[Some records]
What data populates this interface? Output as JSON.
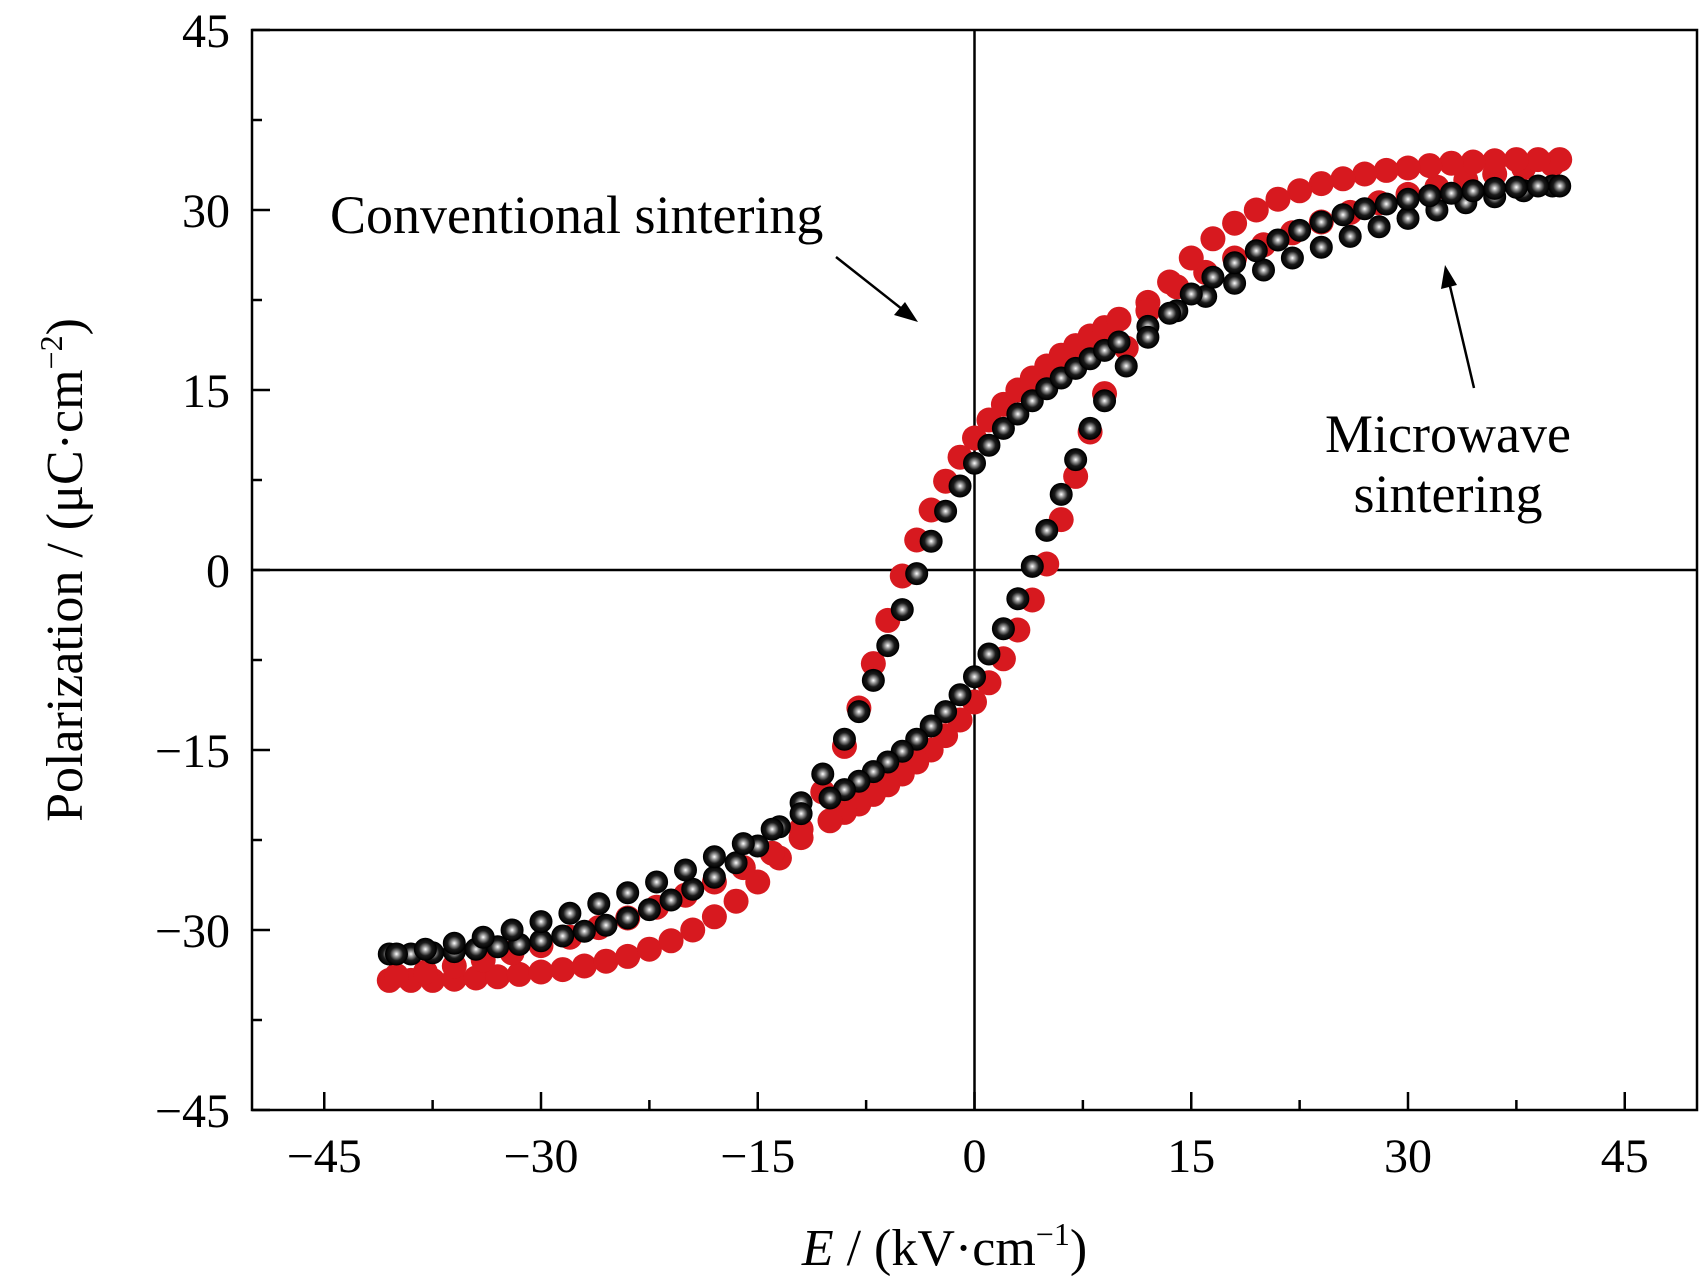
{
  "chart_data": {
    "type": "scatter",
    "xlabel": {
      "italic": "E",
      "rest": " / (kV·cm",
      "sup": "−1",
      "close": ")"
    },
    "ylabel": {
      "main": "Polarization / (μC·cm",
      "sup": "−2",
      "close": ")"
    },
    "xlim": [
      -50,
      50
    ],
    "ylim": [
      -45,
      45
    ],
    "xticks": [
      -45,
      -30,
      -15,
      0,
      15,
      30,
      45
    ],
    "yticks": [
      -45,
      -30,
      -15,
      0,
      15,
      30,
      45
    ],
    "xtick_labels": [
      "−45",
      "−30",
      "−15",
      "0",
      "15",
      "30",
      "45"
    ],
    "ytick_labels": [
      "−45",
      "−30",
      "−15",
      "0",
      "15",
      "30",
      "45"
    ],
    "grid": false,
    "zero_lines": true,
    "annotations": [
      {
        "lines": [
          "Conventional sintering"
        ],
        "series": "conventional"
      },
      {
        "lines": [
          "Microwave",
          "sintering"
        ],
        "series": "microwave"
      }
    ],
    "series": [
      {
        "key": "conventional",
        "color": "#d7191f",
        "marker": "filled-circle",
        "upper_branch": [
          [
            -40.5,
            -34.2
          ],
          [
            -39,
            -34.2
          ],
          [
            -37.5,
            -34.2
          ],
          [
            -36,
            -34.1
          ],
          [
            -34.5,
            -34
          ],
          [
            -33,
            -33.9
          ],
          [
            -31.5,
            -33.7
          ],
          [
            -30,
            -33.5
          ],
          [
            -28.5,
            -33.3
          ],
          [
            -27,
            -33
          ],
          [
            -25.5,
            -32.6
          ],
          [
            -24,
            -32.2
          ],
          [
            -22.5,
            -31.6
          ],
          [
            -21,
            -30.9
          ],
          [
            -19.5,
            -30
          ],
          [
            -18,
            -28.9
          ],
          [
            -16.5,
            -27.6
          ],
          [
            -15,
            -26
          ],
          [
            -13.5,
            -24
          ],
          [
            -12,
            -21.6
          ],
          [
            -10.5,
            -18.5
          ],
          [
            -9,
            -14.7
          ],
          [
            -8,
            -11.5
          ],
          [
            -7,
            -7.8
          ],
          [
            -6,
            -4.2
          ],
          [
            -5,
            -0.5
          ],
          [
            -4,
            2.5
          ],
          [
            -3,
            5
          ],
          [
            -2,
            7.4
          ],
          [
            -1,
            9.4
          ],
          [
            0,
            11
          ],
          [
            1,
            12.5
          ],
          [
            2,
            13.8
          ],
          [
            3,
            15
          ],
          [
            4,
            16
          ],
          [
            5,
            17
          ],
          [
            6,
            17.9
          ],
          [
            7,
            18.7
          ],
          [
            8,
            19.5
          ],
          [
            9,
            20.2
          ],
          [
            10,
            20.9
          ],
          [
            12,
            22.3
          ],
          [
            14,
            23.6
          ],
          [
            16,
            24.8
          ],
          [
            18,
            26
          ],
          [
            20,
            27.1
          ],
          [
            22,
            28.1
          ],
          [
            24,
            29
          ],
          [
            26,
            29.8
          ],
          [
            28,
            30.6
          ],
          [
            30,
            31.3
          ],
          [
            32,
            31.9
          ],
          [
            34,
            32.5
          ],
          [
            36,
            33
          ],
          [
            38,
            33.5
          ],
          [
            40,
            33.8
          ]
        ],
        "lower_branch": [
          [
            40.5,
            34.2
          ],
          [
            39,
            34.2
          ],
          [
            37.5,
            34.2
          ],
          [
            36,
            34.1
          ],
          [
            34.5,
            34
          ],
          [
            33,
            33.9
          ],
          [
            31.5,
            33.7
          ],
          [
            30,
            33.5
          ],
          [
            28.5,
            33.3
          ],
          [
            27,
            33
          ],
          [
            25.5,
            32.6
          ],
          [
            24,
            32.2
          ],
          [
            22.5,
            31.6
          ],
          [
            21,
            30.9
          ],
          [
            19.5,
            30
          ],
          [
            18,
            28.9
          ],
          [
            16.5,
            27.6
          ],
          [
            15,
            26
          ],
          [
            13.5,
            24
          ],
          [
            12,
            21.6
          ],
          [
            10.5,
            18.5
          ],
          [
            9,
            14.7
          ],
          [
            8,
            11.5
          ],
          [
            7,
            7.8
          ],
          [
            6,
            4.2
          ],
          [
            5,
            0.5
          ],
          [
            4,
            -2.5
          ],
          [
            3,
            -5
          ],
          [
            2,
            -7.4
          ],
          [
            1,
            -9.4
          ],
          [
            0,
            -11
          ],
          [
            -1,
            -12.5
          ],
          [
            -2,
            -13.8
          ],
          [
            -3,
            -15
          ],
          [
            -4,
            -16
          ],
          [
            -5,
            -17
          ],
          [
            -6,
            -17.9
          ],
          [
            -7,
            -18.7
          ],
          [
            -8,
            -19.5
          ],
          [
            -9,
            -20.2
          ],
          [
            -10,
            -20.9
          ],
          [
            -12,
            -22.3
          ],
          [
            -14,
            -23.6
          ],
          [
            -16,
            -24.8
          ],
          [
            -18,
            -26
          ],
          [
            -20,
            -27.1
          ],
          [
            -22,
            -28.1
          ],
          [
            -24,
            -29
          ],
          [
            -26,
            -29.8
          ],
          [
            -28,
            -30.6
          ],
          [
            -30,
            -31.3
          ],
          [
            -32,
            -31.9
          ],
          [
            -34,
            -32.5
          ],
          [
            -36,
            -33
          ],
          [
            -38,
            -33.5
          ],
          [
            -40,
            -33.8
          ]
        ]
      },
      {
        "key": "microwave",
        "color": "#111111",
        "marker": "sphere",
        "upper_branch": [
          [
            -40.5,
            -32
          ],
          [
            -39,
            -32
          ],
          [
            -37.5,
            -31.9
          ],
          [
            -36,
            -31.8
          ],
          [
            -34.5,
            -31.6
          ],
          [
            -33,
            -31.4
          ],
          [
            -31.5,
            -31.2
          ],
          [
            -30,
            -30.9
          ],
          [
            -28.5,
            -30.5
          ],
          [
            -27,
            -30.1
          ],
          [
            -25.5,
            -29.6
          ],
          [
            -24,
            -29
          ],
          [
            -22.5,
            -28.3
          ],
          [
            -21,
            -27.5
          ],
          [
            -19.5,
            -26.6
          ],
          [
            -18,
            -25.6
          ],
          [
            -16.5,
            -24.4
          ],
          [
            -15,
            -23
          ],
          [
            -13.5,
            -21.4
          ],
          [
            -12,
            -19.4
          ],
          [
            -10.5,
            -17
          ],
          [
            -9,
            -14.1
          ],
          [
            -8,
            -11.8
          ],
          [
            -7,
            -9.2
          ],
          [
            -6,
            -6.3
          ],
          [
            -5,
            -3.3
          ],
          [
            -4,
            -0.3
          ],
          [
            -3,
            2.4
          ],
          [
            -2,
            4.9
          ],
          [
            -1,
            7
          ],
          [
            0,
            8.9
          ],
          [
            1,
            10.4
          ],
          [
            2,
            11.8
          ],
          [
            3,
            13
          ],
          [
            4,
            14.1
          ],
          [
            5,
            15.1
          ],
          [
            6,
            16
          ],
          [
            7,
            16.8
          ],
          [
            8,
            17.6
          ],
          [
            9,
            18.3
          ],
          [
            10,
            19
          ],
          [
            12,
            20.3
          ],
          [
            14,
            21.6
          ],
          [
            16,
            22.8
          ],
          [
            18,
            23.9
          ],
          [
            20,
            25
          ],
          [
            22,
            26
          ],
          [
            24,
            26.9
          ],
          [
            26,
            27.8
          ],
          [
            28,
            28.6
          ],
          [
            30,
            29.3
          ],
          [
            32,
            30
          ],
          [
            34,
            30.6
          ],
          [
            36,
            31.1
          ],
          [
            38,
            31.6
          ],
          [
            40,
            32
          ]
        ],
        "lower_branch": [
          [
            40.5,
            32
          ],
          [
            39,
            32
          ],
          [
            37.5,
            31.9
          ],
          [
            36,
            31.8
          ],
          [
            34.5,
            31.6
          ],
          [
            33,
            31.4
          ],
          [
            31.5,
            31.2
          ],
          [
            30,
            30.9
          ],
          [
            28.5,
            30.5
          ],
          [
            27,
            30.1
          ],
          [
            25.5,
            29.6
          ],
          [
            24,
            29
          ],
          [
            22.5,
            28.3
          ],
          [
            21,
            27.5
          ],
          [
            19.5,
            26.6
          ],
          [
            18,
            25.6
          ],
          [
            16.5,
            24.4
          ],
          [
            15,
            23
          ],
          [
            13.5,
            21.4
          ],
          [
            12,
            19.4
          ],
          [
            10.5,
            17
          ],
          [
            9,
            14.1
          ],
          [
            8,
            11.8
          ],
          [
            7,
            9.2
          ],
          [
            6,
            6.3
          ],
          [
            5,
            3.3
          ],
          [
            4,
            0.3
          ],
          [
            3,
            -2.4
          ],
          [
            2,
            -4.9
          ],
          [
            1,
            -7
          ],
          [
            0,
            -8.9
          ],
          [
            -1,
            -10.4
          ],
          [
            -2,
            -11.8
          ],
          [
            -3,
            -13
          ],
          [
            -4,
            -14.1
          ],
          [
            -5,
            -15.1
          ],
          [
            -6,
            -16
          ],
          [
            -7,
            -16.8
          ],
          [
            -8,
            -17.6
          ],
          [
            -9,
            -18.3
          ],
          [
            -10,
            -19
          ],
          [
            -12,
            -20.3
          ],
          [
            -14,
            -21.6
          ],
          [
            -16,
            -22.8
          ],
          [
            -18,
            -23.9
          ],
          [
            -20,
            -25
          ],
          [
            -22,
            -26
          ],
          [
            -24,
            -26.9
          ],
          [
            -26,
            -27.8
          ],
          [
            -28,
            -28.6
          ],
          [
            -30,
            -29.3
          ],
          [
            -32,
            -30
          ],
          [
            -34,
            -30.6
          ],
          [
            -36,
            -31.1
          ],
          [
            -38,
            -31.6
          ],
          [
            -40,
            -32
          ]
        ]
      }
    ]
  }
}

Task objective: Identify each line in the entries with the word "marker" and copy it.

Full answer:
        "marker": "filled-circle",
        "marker": "sphere",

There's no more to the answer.